EXERCISE BRIEF: Produce an exact copy of all the records.

Saved entries
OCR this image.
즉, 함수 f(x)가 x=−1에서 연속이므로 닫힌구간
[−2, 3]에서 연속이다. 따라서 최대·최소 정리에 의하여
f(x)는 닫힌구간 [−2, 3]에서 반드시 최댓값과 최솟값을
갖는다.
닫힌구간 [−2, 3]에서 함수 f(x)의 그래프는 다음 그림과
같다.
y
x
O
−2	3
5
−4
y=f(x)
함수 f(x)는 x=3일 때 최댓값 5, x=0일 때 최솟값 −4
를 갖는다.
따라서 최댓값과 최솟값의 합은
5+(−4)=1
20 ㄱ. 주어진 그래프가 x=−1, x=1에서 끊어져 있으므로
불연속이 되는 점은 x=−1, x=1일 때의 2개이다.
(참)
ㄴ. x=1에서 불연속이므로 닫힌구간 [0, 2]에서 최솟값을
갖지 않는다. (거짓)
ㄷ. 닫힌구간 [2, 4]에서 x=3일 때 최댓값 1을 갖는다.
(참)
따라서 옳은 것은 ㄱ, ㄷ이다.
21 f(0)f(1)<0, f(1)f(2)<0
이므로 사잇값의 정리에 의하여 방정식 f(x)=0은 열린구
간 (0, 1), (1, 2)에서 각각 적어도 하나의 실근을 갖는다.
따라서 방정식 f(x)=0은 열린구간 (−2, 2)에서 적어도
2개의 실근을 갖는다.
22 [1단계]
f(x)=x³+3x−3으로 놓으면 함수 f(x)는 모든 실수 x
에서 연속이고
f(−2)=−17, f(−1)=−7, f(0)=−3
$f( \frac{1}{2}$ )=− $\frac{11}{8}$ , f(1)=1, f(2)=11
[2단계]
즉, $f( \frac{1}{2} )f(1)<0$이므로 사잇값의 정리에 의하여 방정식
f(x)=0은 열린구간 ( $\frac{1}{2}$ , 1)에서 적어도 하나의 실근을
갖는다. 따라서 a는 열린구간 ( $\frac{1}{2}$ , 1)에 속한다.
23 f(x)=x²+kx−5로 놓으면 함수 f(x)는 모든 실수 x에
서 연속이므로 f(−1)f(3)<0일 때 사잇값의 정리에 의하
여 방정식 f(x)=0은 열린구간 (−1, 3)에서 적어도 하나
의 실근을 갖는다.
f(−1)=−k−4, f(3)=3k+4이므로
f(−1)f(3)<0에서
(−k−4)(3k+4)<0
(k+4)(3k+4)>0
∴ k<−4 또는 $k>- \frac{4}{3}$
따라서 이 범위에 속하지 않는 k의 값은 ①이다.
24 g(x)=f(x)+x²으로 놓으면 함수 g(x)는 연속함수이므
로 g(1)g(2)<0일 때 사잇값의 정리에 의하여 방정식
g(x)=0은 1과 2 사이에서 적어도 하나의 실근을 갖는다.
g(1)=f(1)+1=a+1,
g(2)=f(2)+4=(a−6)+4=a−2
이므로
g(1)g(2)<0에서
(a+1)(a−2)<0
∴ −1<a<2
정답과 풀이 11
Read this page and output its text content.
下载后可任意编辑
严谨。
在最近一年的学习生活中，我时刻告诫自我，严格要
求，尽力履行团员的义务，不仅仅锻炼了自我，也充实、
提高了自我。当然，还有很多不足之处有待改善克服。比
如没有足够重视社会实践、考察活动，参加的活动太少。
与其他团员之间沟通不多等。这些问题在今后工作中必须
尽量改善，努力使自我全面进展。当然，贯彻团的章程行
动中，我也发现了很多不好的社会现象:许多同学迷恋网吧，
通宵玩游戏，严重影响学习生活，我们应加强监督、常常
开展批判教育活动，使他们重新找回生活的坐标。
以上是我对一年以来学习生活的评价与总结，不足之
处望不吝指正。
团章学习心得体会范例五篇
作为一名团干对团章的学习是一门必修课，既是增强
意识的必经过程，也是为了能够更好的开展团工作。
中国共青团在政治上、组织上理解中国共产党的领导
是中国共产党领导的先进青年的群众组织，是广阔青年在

FINISHED ANSWER:
OCR this image.
즉, 함수 f(x)가 x=−1에서 연속이므로 닫힌구간
[−2, 3]에서 연속이다. 따라서 최대·최소 정리에 의하여
f(x)는 닫힌구간 [−2, 3]에서 반드시 최댓값과 최솟값을
갖는다.
닫힌구간 [−2, 3]에서 함수 f(x)의 그래프는 다음 그림과
같다.
y
x
O
−2	3
5
−4
y=f(x)
함수 f(x)는 x=3일 때 최댓값 5, x=0일 때 최솟값 −4
를 갖는다.
따라서 최댓값과 최솟값의 합은
5+(−4)=1
20 ㄱ. 주어진 그래프가 x=−1, x=1에서 끊어져 있으므로
불연속이 되는 점은 x=−1, x=1일 때의 2개이다.
(참)
ㄴ. x=1에서 불연속이므로 닫힌구간 [0, 2]에서 최솟값을
갖지 않는다. (거짓)
ㄷ. 닫힌구간 [2, 4]에서 x=3일 때 최댓값 1을 갖는다.
(참)
따라서 옳은 것은 ㄱ, ㄷ이다.
21 f(0)f(1)<0, f(1)f(2)<0
이므로 사잇값의 정리에 의하여 방정식 f(x)=0은 열린구
간 (0, 1), (1, 2)에서 각각 적어도 하나의 실근을 갖는다.
따라서 방정식 f(x)=0은 열린구간 (−2, 2)에서 적어도
2개의 실근을 갖는다.
22 [1단계]
f(x)=x³+3x−3으로 놓으면 함수 f(x)는 모든 실수 x
에서 연속이고
f(−2)=−17, f(−1)=−7, f(0)=−3
$f( \frac{1}{2}$ )=− $\frac{11}{8}$ , f(1)=1, f(2)=11
[2단계]
즉, $f( \frac{1}{2} )f(1)<0$이므로 사잇값의 정리에 의하여 방정식
f(x)=0은 열린구간 ( $\frac{1}{2}$ , 1)에서 적어도 하나의 실근을
갖는다. 따라서 a는 열린구간 ( $\frac{1}{2}$ , 1)에 속한다.
23 f(x)=x²+kx−5로 놓으면 함수 f(x)는 모든 실수 x에
서 연속이므로 f(−1)f(3)<0일 때 사잇값의 정리에 의하
여 방정식 f(x)=0은 열린구간 (−1, 3)에서 적어도 하나
의 실근을 갖는다.
f(−1)=−k−4, f(3)=3k+4이므로
f(−1)f(3)<0에서
(−k−4)(3k+4)<0
(k+4)(3k+4)>0
∴ k<−4 또는 $k>- \frac{4}{3}$
따라서 이 범위에 속하지 않는 k의 값은 ①이다.
24 g(x)=f(x)+x²으로 놓으면 함수 g(x)는 연속함수이므
로 g(1)g(2)<0일 때 사잇값의 정리에 의하여 방정식
g(x)=0은 1과 2 사이에서 적어도 하나의 실근을 갖는다.
g(1)=f(1)+1=a+1,
g(2)=f(2)+4=(a−6)+4=a−2
이므로
g(1)g(2)<0에서
(a+1)(a−2)<0
∴ −1<a<2
정답과 풀이 11
Read this page and output its text content.
下载后可任意编辑
严谨。
在最近一年的学习生活中，我时刻告诫自我，严格要
求，尽力履行团员的义务，不仅仅锻炼了自我，也充实、
提高了自我。当然，还有很多不足之处有待改善克服。比
如没有足够重视社会实践、考察活动，参加的活动太少。
与其他团员之间沟通不多等。这些问题在今后工作中必须
尽量改善，努力使自我全面进展。当然，贯彻团的章程行
动中，我也发现了很多不好的社会现象:许多同学迷恋网吧，
通宵玩游戏，严重影响学习生活，我们应加强监督、常常
开展批判教育活动，使他们重新找回生活的坐标。
以上是我对一年以来学习生活的评价与总结，不足之
处望不吝指正。
团章学习心得体会范例五篇
作为一名团干对团章的学习是一门必修课，既是增强
意识的必经过程，也是为了能够更好的开展团工作。
中国共青团在政治上、组织上理解中国共产党的领导
是中国共产党领导的先进青年的群众组织，是广阔青年在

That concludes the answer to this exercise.